[Dataset records]
----------------------------------------
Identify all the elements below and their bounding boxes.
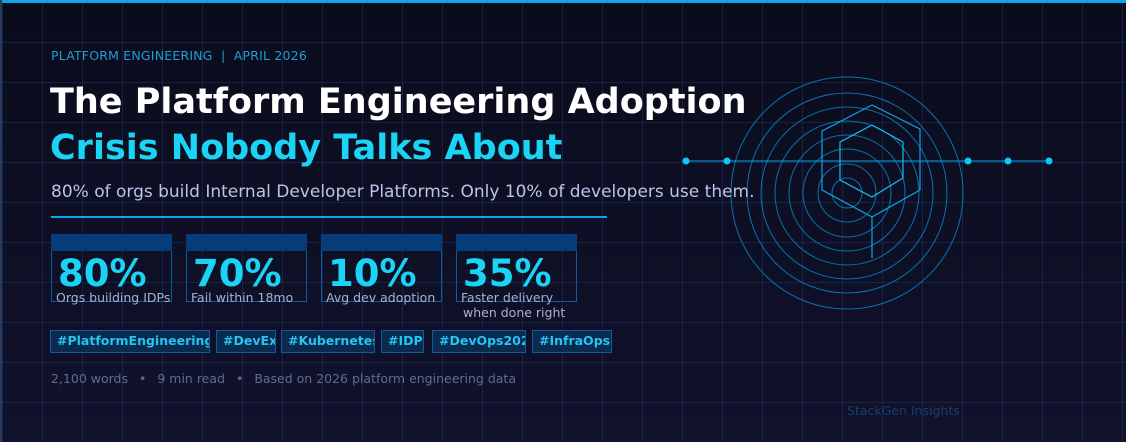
tag-idp[interactable]: #IDP [381, 330, 424, 353]
bullet-separator: • [235, 371, 244, 386]
divider-line [51, 216, 607, 218]
headline-line-1: The Platform Engineering Adoption [50, 82, 747, 122]
stat-label-line-2: when done right [463, 305, 566, 320]
stat-card-header-bar [456, 234, 577, 251]
stat-card-frame [456, 251, 577, 302]
stat-value: 80% [58, 252, 147, 295]
stat-card-fail-rate: 70% Fail within 18mo [186, 234, 307, 305]
stat-card-header-bar [186, 234, 307, 251]
stat-value: 35% [463, 252, 552, 295]
read-time: 9 min read [157, 371, 225, 386]
headline-line-2: Crisis Nobody Talks About [50, 128, 563, 168]
left-edge-line [0, 0, 2, 442]
subtitle: 80% of orgs build Internal Developer Pla… [51, 182, 755, 202]
tag-devops2026[interactable]: #DevOps2026 [432, 330, 526, 353]
stat-card-dev-adoption: 10% Avg dev adoption [321, 234, 442, 305]
tag-platform-engineering[interactable]: #PlatformEngineering [50, 330, 210, 353]
brand-watermark: StackGen Insights [847, 403, 960, 418]
stat-card-frame [51, 251, 172, 302]
top-accent-bar [0, 0, 1126, 3]
stat-card-header-bar [321, 234, 442, 251]
stat-card-header-bar [51, 234, 172, 251]
stat-card-faster-delivery: 35% Faster delivery when done right [456, 234, 577, 320]
stat-label: Avg dev adoption [326, 290, 436, 305]
stat-value: 10% [328, 252, 417, 295]
category-date-kicker: PLATFORM ENGINEERING | APRIL 2026 [51, 48, 307, 63]
stat-card-frame [321, 251, 442, 302]
tag-infraops[interactable]: #InfraOps [532, 330, 612, 353]
stat-label: Fail within 18mo [191, 290, 294, 305]
tag-kubernetes[interactable]: #Kubernetes [281, 330, 375, 353]
bullet-separator: • [138, 371, 147, 386]
article-meta: 2,100 words • 9 min read • Based on 2026… [51, 371, 516, 386]
stat-label-line-1: Faster delivery [461, 290, 554, 305]
stat-value: 70% [193, 252, 282, 295]
data-source: Based on 2026 platform engineering data [254, 371, 516, 386]
stat-card-frame [186, 251, 307, 302]
stat-card-orgs-building: 80% Orgs building IDPs [51, 234, 172, 305]
stat-label: Orgs building IDPs [56, 290, 171, 305]
tag-devex[interactable]: #DevEx [216, 330, 276, 353]
word-count: 2,100 words [51, 371, 128, 386]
----------------------------------------
◆ **Goal of the exercise**:
Copy every item above word for word, leaving out the pictures.

◆ **The result**:
Identify all the elements below and their bounding boxes.
tag-idp[interactable]: #IDP [381, 330, 424, 353]
bullet-separator: • [235, 371, 244, 386]
divider-line [51, 216, 607, 218]
headline-line-1: The Platform Engineering Adoption [50, 82, 747, 122]
stat-label-line-2: when done right [463, 305, 566, 320]
stat-card-header-bar [456, 234, 577, 251]
stat-card-frame [456, 251, 577, 302]
stat-value: 80% [58, 252, 147, 295]
stat-card-fail-rate: 70% Fail within 18mo [186, 234, 307, 305]
stat-card-header-bar [186, 234, 307, 251]
stat-value: 35% [463, 252, 552, 295]
read-time: 9 min read [157, 371, 225, 386]
headline-line-2: Crisis Nobody Talks About [50, 128, 563, 168]
left-edge-line [0, 0, 2, 442]
subtitle: 80% of orgs build Internal Developer Pla… [51, 182, 755, 202]
tag-devops2026[interactable]: #DevOps2026 [432, 330, 526, 353]
stat-card-dev-adoption: 10% Avg dev adoption [321, 234, 442, 305]
tag-platform-engineering[interactable]: #PlatformEngineering [50, 330, 210, 353]
brand-watermark: StackGen Insights [847, 403, 960, 418]
stat-card-frame [51, 251, 172, 302]
top-accent-bar [0, 0, 1126, 3]
stat-card-header-bar [321, 234, 442, 251]
stat-card-header-bar [51, 234, 172, 251]
stat-card-faster-delivery: 35% Faster delivery when done right [456, 234, 577, 320]
stat-label: Avg dev adoption [326, 290, 436, 305]
stat-value: 10% [328, 252, 417, 295]
category-date-kicker: PLATFORM ENGINEERING | APRIL 2026 [51, 48, 307, 63]
stat-card-frame [321, 251, 442, 302]
tag-infraops[interactable]: #InfraOps [532, 330, 612, 353]
stat-label: Fail within 18mo [191, 290, 294, 305]
tag-kubernetes[interactable]: #Kubernetes [281, 330, 375, 353]
bullet-separator: • [138, 371, 147, 386]
article-meta: 2,100 words • 9 min read • Based on 2026… [51, 371, 516, 386]
stat-label-line-1: Faster delivery [461, 290, 554, 305]
stat-value: 70% [193, 252, 282, 295]
data-source: Based on 2026 platform engineering data [254, 371, 516, 386]
stat-card-frame [186, 251, 307, 302]
stat-card-orgs-building: 80% Orgs building IDPs [51, 234, 172, 305]
stat-label: Orgs building IDPs [56, 290, 171, 305]
tag-devex[interactable]: #DevEx [216, 330, 276, 353]
word-count: 2,100 words [51, 371, 128, 386]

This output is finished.